(begin)
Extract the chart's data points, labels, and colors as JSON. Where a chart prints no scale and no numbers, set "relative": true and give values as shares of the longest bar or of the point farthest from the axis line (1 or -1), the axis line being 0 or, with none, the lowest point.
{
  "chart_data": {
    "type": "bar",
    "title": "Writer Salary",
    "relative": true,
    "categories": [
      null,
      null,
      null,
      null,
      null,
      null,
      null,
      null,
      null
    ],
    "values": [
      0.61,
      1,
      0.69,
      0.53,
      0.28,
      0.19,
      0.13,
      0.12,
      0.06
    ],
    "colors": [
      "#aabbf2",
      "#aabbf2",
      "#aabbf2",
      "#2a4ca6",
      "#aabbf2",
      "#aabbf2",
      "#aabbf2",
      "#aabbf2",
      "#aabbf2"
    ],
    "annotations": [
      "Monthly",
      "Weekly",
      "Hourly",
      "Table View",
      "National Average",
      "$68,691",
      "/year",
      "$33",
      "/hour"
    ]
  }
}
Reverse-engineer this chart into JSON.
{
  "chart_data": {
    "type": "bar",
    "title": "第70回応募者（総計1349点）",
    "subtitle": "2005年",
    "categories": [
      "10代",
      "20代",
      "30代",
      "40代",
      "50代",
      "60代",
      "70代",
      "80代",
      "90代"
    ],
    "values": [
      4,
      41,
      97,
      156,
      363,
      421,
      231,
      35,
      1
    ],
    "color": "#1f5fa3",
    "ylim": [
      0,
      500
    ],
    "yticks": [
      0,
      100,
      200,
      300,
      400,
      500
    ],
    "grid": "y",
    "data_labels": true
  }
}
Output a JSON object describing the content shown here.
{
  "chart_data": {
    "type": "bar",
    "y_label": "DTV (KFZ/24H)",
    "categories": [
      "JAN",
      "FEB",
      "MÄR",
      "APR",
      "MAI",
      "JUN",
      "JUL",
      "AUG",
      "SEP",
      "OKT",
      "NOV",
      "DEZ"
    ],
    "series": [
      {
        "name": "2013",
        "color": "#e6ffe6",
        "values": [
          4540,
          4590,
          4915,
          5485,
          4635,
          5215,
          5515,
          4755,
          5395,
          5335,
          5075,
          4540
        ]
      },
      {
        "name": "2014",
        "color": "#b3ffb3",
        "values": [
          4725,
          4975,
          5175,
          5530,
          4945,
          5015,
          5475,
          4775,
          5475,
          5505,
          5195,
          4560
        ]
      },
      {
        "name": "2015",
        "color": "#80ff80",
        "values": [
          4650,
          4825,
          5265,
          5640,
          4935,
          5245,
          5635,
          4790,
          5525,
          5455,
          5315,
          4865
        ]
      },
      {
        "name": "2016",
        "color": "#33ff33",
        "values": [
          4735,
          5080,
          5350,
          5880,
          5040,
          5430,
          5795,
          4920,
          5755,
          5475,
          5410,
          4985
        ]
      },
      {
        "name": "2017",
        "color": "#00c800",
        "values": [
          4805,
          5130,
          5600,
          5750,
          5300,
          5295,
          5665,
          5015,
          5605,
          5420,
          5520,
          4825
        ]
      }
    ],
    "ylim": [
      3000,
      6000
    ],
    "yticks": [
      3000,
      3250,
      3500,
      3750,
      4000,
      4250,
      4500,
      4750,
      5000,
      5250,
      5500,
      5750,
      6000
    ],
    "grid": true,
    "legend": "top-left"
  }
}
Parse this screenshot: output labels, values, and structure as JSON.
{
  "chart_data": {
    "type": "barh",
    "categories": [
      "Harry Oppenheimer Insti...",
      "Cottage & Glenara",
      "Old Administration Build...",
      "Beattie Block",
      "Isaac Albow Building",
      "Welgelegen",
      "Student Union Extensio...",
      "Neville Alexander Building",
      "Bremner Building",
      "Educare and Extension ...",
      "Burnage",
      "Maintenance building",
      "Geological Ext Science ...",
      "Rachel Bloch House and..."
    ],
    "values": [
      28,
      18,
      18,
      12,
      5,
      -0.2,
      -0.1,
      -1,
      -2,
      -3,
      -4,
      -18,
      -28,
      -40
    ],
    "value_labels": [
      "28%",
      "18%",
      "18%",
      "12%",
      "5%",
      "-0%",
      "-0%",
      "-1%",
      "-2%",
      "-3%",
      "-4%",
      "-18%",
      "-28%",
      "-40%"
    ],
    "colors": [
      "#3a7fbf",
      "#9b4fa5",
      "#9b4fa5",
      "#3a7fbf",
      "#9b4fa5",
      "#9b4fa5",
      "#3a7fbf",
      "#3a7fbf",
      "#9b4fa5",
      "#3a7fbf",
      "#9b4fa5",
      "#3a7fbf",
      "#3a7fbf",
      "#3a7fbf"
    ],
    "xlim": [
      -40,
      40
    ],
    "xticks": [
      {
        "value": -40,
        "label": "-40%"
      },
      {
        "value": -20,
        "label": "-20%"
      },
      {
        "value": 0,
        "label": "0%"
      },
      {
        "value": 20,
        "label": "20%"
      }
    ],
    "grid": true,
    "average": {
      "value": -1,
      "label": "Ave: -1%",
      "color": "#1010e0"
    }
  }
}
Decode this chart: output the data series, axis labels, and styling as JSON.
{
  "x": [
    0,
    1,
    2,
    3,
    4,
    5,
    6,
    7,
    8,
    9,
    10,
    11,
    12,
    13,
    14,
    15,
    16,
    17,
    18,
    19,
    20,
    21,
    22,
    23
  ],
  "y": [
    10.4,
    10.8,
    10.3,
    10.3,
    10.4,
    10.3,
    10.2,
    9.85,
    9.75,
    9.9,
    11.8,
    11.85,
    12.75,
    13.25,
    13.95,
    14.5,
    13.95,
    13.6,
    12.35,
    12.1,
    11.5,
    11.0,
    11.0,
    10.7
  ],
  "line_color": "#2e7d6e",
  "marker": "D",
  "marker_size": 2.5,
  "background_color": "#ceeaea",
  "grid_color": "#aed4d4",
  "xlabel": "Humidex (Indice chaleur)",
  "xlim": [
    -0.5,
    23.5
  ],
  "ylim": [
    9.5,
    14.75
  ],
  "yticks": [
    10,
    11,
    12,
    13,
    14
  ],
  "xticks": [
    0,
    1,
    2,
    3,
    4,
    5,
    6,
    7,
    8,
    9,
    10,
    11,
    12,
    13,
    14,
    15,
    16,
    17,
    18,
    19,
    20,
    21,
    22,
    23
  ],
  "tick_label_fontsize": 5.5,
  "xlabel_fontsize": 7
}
(end)
--- What needs to be done ---
The records above must be output exactly, in full.

--- Answer to this task ---
Extract the chart's data points, labels, and colors as JSON. Where a chart prints no scale and no numbers, set "relative": true and give values as shares of the longest bar or of the point farthest from the axis line (1 or -1), the axis line being 0 or, with none, the lowest point.
{
  "chart_data": {
    "type": "bar",
    "title": "Writer Salary",
    "relative": true,
    "categories": [
      null,
      null,
      null,
      null,
      null,
      null,
      null,
      null,
      null
    ],
    "values": [
      0.61,
      1,
      0.69,
      0.53,
      0.28,
      0.19,
      0.13,
      0.12,
      0.06
    ],
    "colors": [
      "#aabbf2",
      "#aabbf2",
      "#aabbf2",
      "#2a4ca6",
      "#aabbf2",
      "#aabbf2",
      "#aabbf2",
      "#aabbf2",
      "#aabbf2"
    ],
    "annotations": [
      "Monthly",
      "Weekly",
      "Hourly",
      "Table View",
      "National Average",
      "$68,691",
      "/year",
      "$33",
      "/hour"
    ]
  }
}
Reverse-engineer this chart into JSON.
{
  "chart_data": {
    "type": "bar",
    "title": "第70回応募者（総計1349点）",
    "subtitle": "2005年",
    "categories": [
      "10代",
      "20代",
      "30代",
      "40代",
      "50代",
      "60代",
      "70代",
      "80代",
      "90代"
    ],
    "values": [
      4,
      41,
      97,
      156,
      363,
      421,
      231,
      35,
      1
    ],
    "color": "#1f5fa3",
    "ylim": [
      0,
      500
    ],
    "yticks": [
      0,
      100,
      200,
      300,
      400,
      500
    ],
    "grid": "y",
    "data_labels": true
  }
}
Output a JSON object describing the content shown here.
{
  "chart_data": {
    "type": "bar",
    "y_label": "DTV (KFZ/24H)",
    "categories": [
      "JAN",
      "FEB",
      "MÄR",
      "APR",
      "MAI",
      "JUN",
      "JUL",
      "AUG",
      "SEP",
      "OKT",
      "NOV",
      "DEZ"
    ],
    "series": [
      {
        "name": "2013",
        "color": "#e6ffe6",
        "values": [
          4540,
          4590,
          4915,
          5485,
          4635,
          5215,
          5515,
          4755,
          5395,
          5335,
          5075,
          4540
        ]
      },
      {
        "name": "2014",
        "color": "#b3ffb3",
        "values": [
          4725,
          4975,
          5175,
          5530,
          4945,
          5015,
          5475,
          4775,
          5475,
          5505,
          5195,
          4560
        ]
      },
      {
        "name": "2015",
        "color": "#80ff80",
        "values": [
          4650,
          4825,
          5265,
          5640,
          4935,
          5245,
          5635,
          4790,
          5525,
          5455,
          5315,
          4865
        ]
      },
      {
        "name": "2016",
        "color": "#33ff33",
        "values": [
          4735,
          5080,
          5350,
          5880,
          5040,
          5430,
          5795,
          4920,
          5755,
          5475,
          5410,
          4985
        ]
      },
      {
        "name": "2017",
        "color": "#00c800",
        "values": [
          4805,
          5130,
          5600,
          5750,
          5300,
          5295,
          5665,
          5015,
          5605,
          5420,
          5520,
          4825
        ]
      }
    ],
    "ylim": [
      3000,
      6000
    ],
    "yticks": [
      3000,
      3250,
      3500,
      3750,
      4000,
      4250,
      4500,
      4750,
      5000,
      5250,
      5500,
      5750,
      6000
    ],
    "grid": true,
    "legend": "top-left"
  }
}
Parse this screenshot: output labels, values, and structure as JSON.
{
  "chart_data": {
    "type": "barh",
    "categories": [
      "Harry Oppenheimer Insti...",
      "Cottage & Glenara",
      "Old Administration Build...",
      "Beattie Block",
      "Isaac Albow Building",
      "Welgelegen",
      "Student Union Extensio...",
      "Neville Alexander Building",
      "Bremner Building",
      "Educare and Extension ...",
      "Burnage",
      "Maintenance building",
      "Geological Ext Science ...",
      "Rachel Bloch House and..."
    ],
    "values": [
      28,
      18,
      18,
      12,
      5,
      -0.2,
      -0.1,
      -1,
      -2,
      -3,
      -4,
      -18,
      -28,
      -40
    ],
    "value_labels": [
      "28%",
      "18%",
      "18%",
      "12%",
      "5%",
      "-0%",
      "-0%",
      "-1%",
      "-2%",
      "-3%",
      "-4%",
      "-18%",
      "-28%",
      "-40%"
    ],
    "colors": [
      "#3a7fbf",
      "#9b4fa5",
      "#9b4fa5",
      "#3a7fbf",
      "#9b4fa5",
      "#9b4fa5",
      "#3a7fbf",
      "#3a7fbf",
      "#9b4fa5",
      "#3a7fbf",
      "#9b4fa5",
      "#3a7fbf",
      "#3a7fbf",
      "#3a7fbf"
    ],
    "xlim": [
      -40,
      40
    ],
    "xticks": [
      {
        "value": -40,
        "label": "-40%"
      },
      {
        "value": -20,
        "label": "-20%"
      },
      {
        "value": 0,
        "label": "0%"
      },
      {
        "value": 20,
        "label": "20%"
      }
    ],
    "grid": true,
    "average": {
      "value": -1,
      "label": "Ave: -1%",
      "color": "#1010e0"
    }
  }
}
Decode this chart: output the data series, axis labels, and styling as JSON.
{
  "x": [
    0,
    1,
    2,
    3,
    4,
    5,
    6,
    7,
    8,
    9,
    10,
    11,
    12,
    13,
    14,
    15,
    16,
    17,
    18,
    19,
    20,
    21,
    22,
    23
  ],
  "y": [
    10.4,
    10.8,
    10.3,
    10.3,
    10.4,
    10.3,
    10.2,
    9.85,
    9.75,
    9.9,
    11.8,
    11.85,
    12.75,
    13.25,
    13.95,
    14.5,
    13.95,
    13.6,
    12.35,
    12.1,
    11.5,
    11.0,
    11.0,
    10.7
  ],
  "line_color": "#2e7d6e",
  "marker": "D",
  "marker_size": 2.5,
  "background_color": "#ceeaea",
  "grid_color": "#aed4d4",
  "xlabel": "Humidex (Indice chaleur)",
  "xlim": [
    -0.5,
    23.5
  ],
  "ylim": [
    9.5,
    14.75
  ],
  "yticks": [
    10,
    11,
    12,
    13,
    14
  ],
  "xticks": [
    0,
    1,
    2,
    3,
    4,
    5,
    6,
    7,
    8,
    9,
    10,
    11,
    12,
    13,
    14,
    15,
    16,
    17,
    18,
    19,
    20,
    21,
    22,
    23
  ],
  "tick_label_fontsize": 5.5,
  "xlabel_fontsize": 7
}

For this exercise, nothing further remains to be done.